__EXERCISE REQUIREMENTS__:
Among the entries below, count the lines where the string "name" occurs, and give only the number.

__STORED DATA__:
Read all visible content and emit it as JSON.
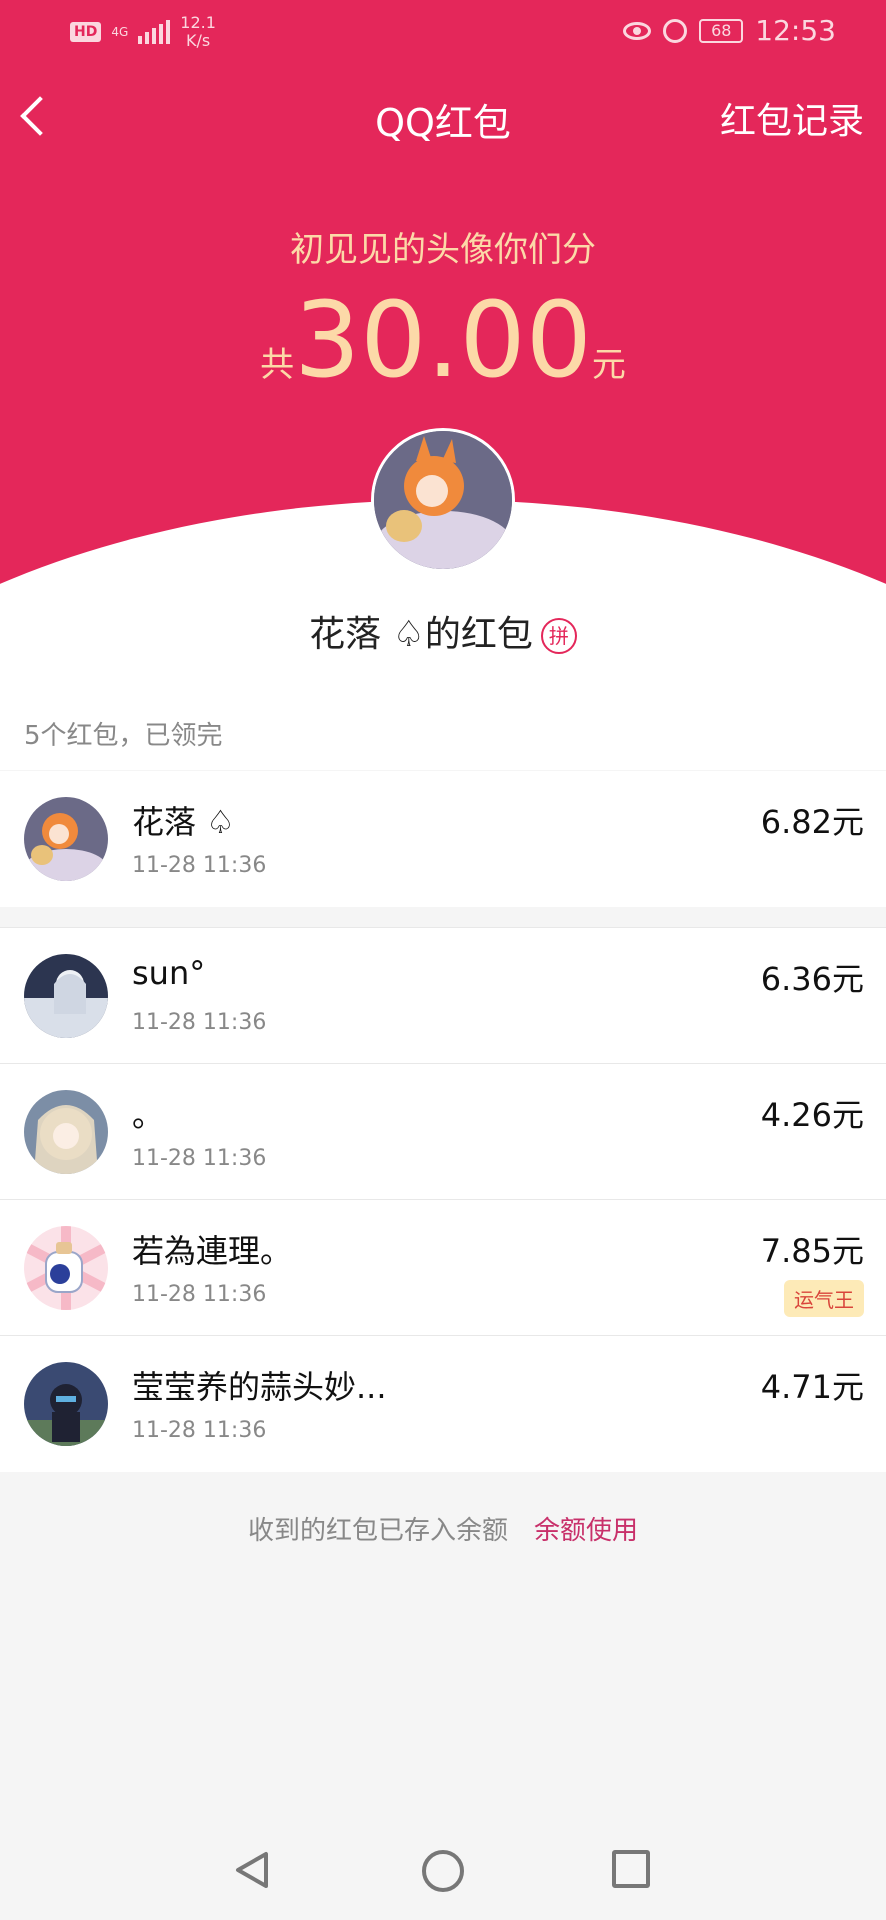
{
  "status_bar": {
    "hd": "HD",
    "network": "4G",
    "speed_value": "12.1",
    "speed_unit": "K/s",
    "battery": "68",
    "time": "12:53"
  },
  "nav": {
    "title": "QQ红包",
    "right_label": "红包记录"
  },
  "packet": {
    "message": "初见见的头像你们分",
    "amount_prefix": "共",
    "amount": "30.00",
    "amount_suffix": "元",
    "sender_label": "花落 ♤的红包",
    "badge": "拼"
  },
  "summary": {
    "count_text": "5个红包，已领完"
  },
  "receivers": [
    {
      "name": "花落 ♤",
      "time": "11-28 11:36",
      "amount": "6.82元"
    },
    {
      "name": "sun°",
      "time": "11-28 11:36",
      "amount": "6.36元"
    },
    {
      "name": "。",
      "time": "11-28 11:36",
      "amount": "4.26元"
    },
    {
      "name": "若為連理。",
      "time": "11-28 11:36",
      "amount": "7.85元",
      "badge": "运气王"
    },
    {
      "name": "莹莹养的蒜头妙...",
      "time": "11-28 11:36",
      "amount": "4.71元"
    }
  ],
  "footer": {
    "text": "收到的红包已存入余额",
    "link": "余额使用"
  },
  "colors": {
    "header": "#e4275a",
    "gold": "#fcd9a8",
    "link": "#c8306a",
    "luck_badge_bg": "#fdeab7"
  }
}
--
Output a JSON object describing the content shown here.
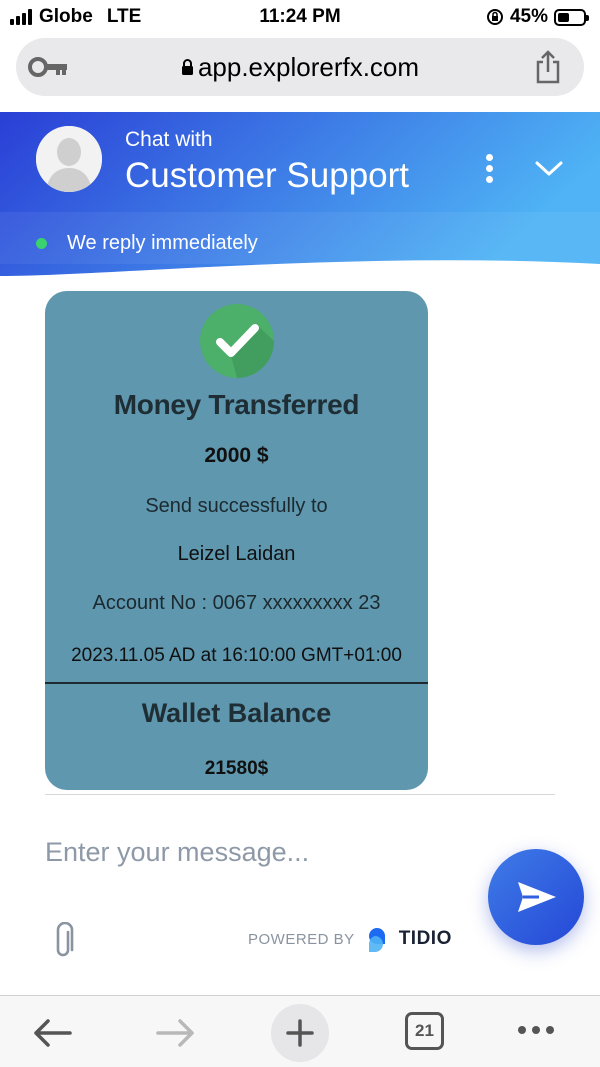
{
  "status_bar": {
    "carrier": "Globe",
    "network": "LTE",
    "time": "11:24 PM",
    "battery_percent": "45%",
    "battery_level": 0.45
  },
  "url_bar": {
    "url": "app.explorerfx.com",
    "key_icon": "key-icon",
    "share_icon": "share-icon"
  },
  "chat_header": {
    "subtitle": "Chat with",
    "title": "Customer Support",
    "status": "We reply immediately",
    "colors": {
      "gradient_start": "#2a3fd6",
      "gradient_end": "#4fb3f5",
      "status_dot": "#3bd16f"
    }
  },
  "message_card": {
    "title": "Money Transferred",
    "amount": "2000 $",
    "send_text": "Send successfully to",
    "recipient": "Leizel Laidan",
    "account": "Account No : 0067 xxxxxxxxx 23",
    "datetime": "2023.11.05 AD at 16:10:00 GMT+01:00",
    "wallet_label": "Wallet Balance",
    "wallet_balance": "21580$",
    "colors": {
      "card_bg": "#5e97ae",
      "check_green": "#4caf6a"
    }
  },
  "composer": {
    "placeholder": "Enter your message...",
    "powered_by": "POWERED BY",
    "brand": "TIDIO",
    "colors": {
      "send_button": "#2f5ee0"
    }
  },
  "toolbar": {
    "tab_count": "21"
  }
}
--
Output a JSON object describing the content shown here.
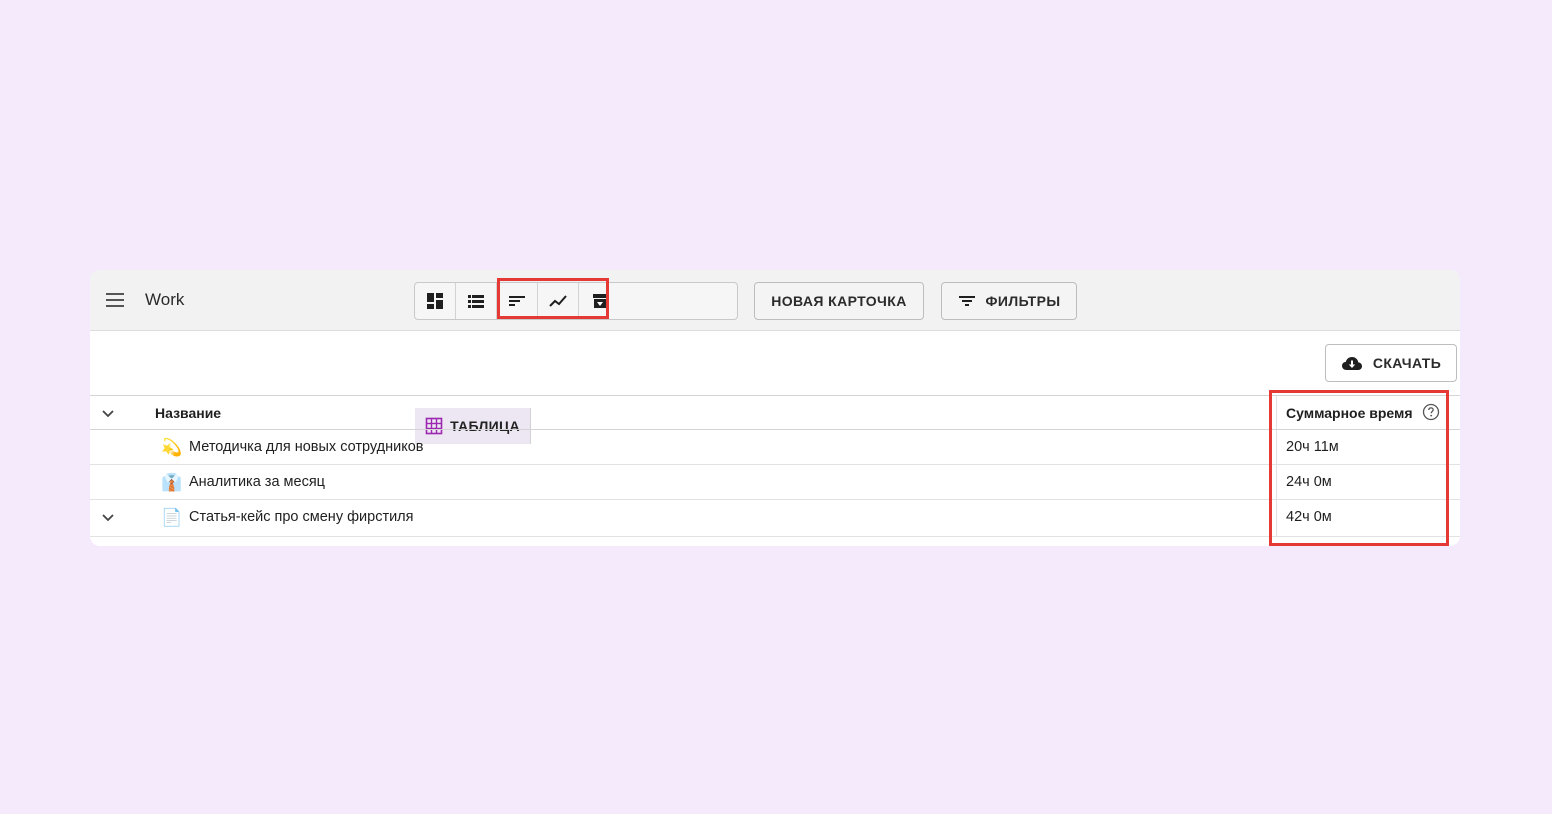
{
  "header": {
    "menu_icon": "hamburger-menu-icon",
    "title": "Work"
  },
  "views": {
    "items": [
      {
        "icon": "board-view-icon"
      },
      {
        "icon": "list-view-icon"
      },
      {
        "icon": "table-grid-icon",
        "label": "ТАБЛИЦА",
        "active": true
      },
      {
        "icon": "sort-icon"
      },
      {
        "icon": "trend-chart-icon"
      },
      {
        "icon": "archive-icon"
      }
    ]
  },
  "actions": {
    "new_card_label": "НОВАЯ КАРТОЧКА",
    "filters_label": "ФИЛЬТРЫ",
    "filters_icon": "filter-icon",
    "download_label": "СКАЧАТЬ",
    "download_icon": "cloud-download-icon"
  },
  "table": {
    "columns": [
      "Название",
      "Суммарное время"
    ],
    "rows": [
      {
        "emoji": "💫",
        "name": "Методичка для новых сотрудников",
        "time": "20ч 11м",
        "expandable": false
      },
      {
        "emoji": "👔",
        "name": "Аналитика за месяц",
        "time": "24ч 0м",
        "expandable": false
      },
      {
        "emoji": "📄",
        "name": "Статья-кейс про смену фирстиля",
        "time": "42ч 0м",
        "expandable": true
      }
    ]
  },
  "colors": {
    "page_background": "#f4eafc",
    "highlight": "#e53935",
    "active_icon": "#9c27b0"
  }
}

__EXERCISE SOLUTION__:
8